### WHAT THE EXERCISE ASKS
Lift every line from the entries that includes the word "общества".
***** DATA EXCERPTS *****
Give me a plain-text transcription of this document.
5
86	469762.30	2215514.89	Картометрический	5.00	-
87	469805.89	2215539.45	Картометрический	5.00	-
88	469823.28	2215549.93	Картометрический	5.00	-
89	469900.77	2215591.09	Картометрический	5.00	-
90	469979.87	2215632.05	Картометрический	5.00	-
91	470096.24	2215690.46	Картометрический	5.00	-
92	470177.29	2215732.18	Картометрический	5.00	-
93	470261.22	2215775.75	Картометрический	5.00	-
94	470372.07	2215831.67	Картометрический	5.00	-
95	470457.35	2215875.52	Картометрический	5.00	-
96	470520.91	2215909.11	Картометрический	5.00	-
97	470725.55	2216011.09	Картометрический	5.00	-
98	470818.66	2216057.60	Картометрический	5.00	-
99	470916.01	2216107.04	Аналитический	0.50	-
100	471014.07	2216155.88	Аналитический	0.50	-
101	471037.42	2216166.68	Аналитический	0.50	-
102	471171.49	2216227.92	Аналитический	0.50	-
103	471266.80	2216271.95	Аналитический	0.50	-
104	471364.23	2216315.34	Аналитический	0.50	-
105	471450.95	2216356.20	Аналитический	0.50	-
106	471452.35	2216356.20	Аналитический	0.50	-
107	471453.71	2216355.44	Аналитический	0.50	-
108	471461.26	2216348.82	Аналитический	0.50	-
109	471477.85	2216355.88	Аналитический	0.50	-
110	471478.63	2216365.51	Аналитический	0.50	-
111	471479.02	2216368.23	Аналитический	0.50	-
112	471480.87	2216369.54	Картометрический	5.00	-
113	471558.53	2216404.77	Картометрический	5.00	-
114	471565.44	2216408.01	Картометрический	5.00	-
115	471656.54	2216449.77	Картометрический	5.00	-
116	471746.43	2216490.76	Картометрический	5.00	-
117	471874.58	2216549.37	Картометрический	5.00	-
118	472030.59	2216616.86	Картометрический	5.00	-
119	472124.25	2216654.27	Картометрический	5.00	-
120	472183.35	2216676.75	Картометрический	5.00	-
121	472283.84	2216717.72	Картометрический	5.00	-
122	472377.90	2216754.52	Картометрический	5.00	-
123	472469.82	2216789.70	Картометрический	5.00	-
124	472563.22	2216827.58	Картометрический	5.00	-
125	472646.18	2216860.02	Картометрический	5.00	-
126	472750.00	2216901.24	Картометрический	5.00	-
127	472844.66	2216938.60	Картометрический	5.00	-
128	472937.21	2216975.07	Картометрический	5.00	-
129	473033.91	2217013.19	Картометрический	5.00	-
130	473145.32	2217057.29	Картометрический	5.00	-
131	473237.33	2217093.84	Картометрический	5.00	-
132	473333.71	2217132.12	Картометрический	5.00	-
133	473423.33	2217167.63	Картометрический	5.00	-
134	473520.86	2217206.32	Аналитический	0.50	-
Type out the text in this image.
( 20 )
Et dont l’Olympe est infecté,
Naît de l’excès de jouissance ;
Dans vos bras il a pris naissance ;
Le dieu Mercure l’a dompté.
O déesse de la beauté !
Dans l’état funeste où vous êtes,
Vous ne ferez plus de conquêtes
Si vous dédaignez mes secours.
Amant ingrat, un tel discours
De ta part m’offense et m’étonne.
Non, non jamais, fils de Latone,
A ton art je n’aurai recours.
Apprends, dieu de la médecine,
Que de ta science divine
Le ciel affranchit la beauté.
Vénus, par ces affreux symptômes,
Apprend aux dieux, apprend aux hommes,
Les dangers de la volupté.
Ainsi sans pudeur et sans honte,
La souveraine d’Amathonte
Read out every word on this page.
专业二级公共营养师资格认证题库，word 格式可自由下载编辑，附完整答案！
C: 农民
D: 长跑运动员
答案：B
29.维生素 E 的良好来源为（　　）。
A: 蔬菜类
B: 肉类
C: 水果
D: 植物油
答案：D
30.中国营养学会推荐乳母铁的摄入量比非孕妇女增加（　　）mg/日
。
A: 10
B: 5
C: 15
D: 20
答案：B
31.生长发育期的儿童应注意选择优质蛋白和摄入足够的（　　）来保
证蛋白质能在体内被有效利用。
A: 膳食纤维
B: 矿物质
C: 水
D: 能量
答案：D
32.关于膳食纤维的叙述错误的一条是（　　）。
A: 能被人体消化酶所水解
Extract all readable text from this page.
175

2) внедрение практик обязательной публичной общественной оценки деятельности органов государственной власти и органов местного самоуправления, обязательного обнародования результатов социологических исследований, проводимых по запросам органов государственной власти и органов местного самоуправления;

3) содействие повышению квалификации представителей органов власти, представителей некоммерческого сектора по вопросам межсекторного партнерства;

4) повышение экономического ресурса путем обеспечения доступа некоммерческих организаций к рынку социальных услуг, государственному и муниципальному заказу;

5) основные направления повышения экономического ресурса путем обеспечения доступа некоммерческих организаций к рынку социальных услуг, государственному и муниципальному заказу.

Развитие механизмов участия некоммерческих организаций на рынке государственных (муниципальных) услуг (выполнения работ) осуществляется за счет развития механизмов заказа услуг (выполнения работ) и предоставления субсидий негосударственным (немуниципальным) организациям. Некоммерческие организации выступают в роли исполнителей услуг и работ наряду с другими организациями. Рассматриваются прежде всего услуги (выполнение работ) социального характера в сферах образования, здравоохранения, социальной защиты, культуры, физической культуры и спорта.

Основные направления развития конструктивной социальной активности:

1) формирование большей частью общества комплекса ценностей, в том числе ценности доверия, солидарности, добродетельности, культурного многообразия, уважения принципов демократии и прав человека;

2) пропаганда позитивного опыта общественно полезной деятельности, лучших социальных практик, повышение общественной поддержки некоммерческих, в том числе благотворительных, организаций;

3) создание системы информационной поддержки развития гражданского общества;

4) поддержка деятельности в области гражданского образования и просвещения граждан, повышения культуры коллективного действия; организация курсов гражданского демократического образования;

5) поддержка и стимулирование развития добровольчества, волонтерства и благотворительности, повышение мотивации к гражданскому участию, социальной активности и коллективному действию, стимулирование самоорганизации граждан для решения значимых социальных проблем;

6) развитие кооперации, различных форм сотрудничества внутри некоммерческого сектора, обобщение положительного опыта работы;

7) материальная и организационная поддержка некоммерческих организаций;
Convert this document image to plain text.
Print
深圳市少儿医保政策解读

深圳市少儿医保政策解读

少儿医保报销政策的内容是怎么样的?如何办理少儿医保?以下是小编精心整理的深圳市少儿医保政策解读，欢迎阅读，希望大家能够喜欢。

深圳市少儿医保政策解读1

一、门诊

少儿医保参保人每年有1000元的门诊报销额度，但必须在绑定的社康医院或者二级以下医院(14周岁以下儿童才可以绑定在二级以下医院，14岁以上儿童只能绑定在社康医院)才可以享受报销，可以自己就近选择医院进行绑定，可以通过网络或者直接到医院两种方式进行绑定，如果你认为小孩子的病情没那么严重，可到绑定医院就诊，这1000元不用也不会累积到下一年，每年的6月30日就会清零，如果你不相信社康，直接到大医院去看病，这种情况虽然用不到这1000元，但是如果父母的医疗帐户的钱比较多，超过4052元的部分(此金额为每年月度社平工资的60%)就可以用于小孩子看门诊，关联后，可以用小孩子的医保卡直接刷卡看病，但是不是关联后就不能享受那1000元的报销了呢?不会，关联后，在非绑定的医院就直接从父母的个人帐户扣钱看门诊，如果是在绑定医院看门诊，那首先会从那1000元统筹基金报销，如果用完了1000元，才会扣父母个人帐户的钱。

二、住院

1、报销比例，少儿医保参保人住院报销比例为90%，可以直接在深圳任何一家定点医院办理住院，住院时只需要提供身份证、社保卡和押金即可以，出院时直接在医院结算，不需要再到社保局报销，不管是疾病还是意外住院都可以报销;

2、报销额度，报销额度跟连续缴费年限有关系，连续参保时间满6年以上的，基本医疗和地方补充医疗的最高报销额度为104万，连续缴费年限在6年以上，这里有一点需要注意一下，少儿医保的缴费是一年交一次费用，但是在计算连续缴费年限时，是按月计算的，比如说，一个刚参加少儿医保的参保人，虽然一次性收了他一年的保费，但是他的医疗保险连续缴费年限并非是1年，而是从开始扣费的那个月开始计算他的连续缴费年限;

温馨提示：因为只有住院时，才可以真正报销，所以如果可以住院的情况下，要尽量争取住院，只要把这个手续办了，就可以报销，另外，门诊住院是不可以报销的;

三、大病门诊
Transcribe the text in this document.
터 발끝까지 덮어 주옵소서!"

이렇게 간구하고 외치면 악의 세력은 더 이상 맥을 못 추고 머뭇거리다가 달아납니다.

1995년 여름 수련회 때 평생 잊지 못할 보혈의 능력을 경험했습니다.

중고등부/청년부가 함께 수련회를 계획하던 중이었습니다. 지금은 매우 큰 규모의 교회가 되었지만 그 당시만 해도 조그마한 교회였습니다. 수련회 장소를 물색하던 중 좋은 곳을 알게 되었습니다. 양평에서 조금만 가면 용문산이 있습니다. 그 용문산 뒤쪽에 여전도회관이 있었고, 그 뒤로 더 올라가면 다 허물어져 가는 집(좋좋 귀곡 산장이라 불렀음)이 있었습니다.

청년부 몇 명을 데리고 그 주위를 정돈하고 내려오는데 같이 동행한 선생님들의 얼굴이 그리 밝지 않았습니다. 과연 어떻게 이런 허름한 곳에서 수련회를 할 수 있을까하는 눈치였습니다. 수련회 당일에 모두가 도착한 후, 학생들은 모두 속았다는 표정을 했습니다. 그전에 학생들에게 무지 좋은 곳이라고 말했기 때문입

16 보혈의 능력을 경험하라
*****
### EXERCISE SOLUTION
1) формирование большей частью общества комплекса ценностей, в том числе ценности доверия, солидарности, добродетельности, культурного многообразия, уважения принципов демократии и прав человека;
3) создание системы информационной поддержки развития гражданского общества;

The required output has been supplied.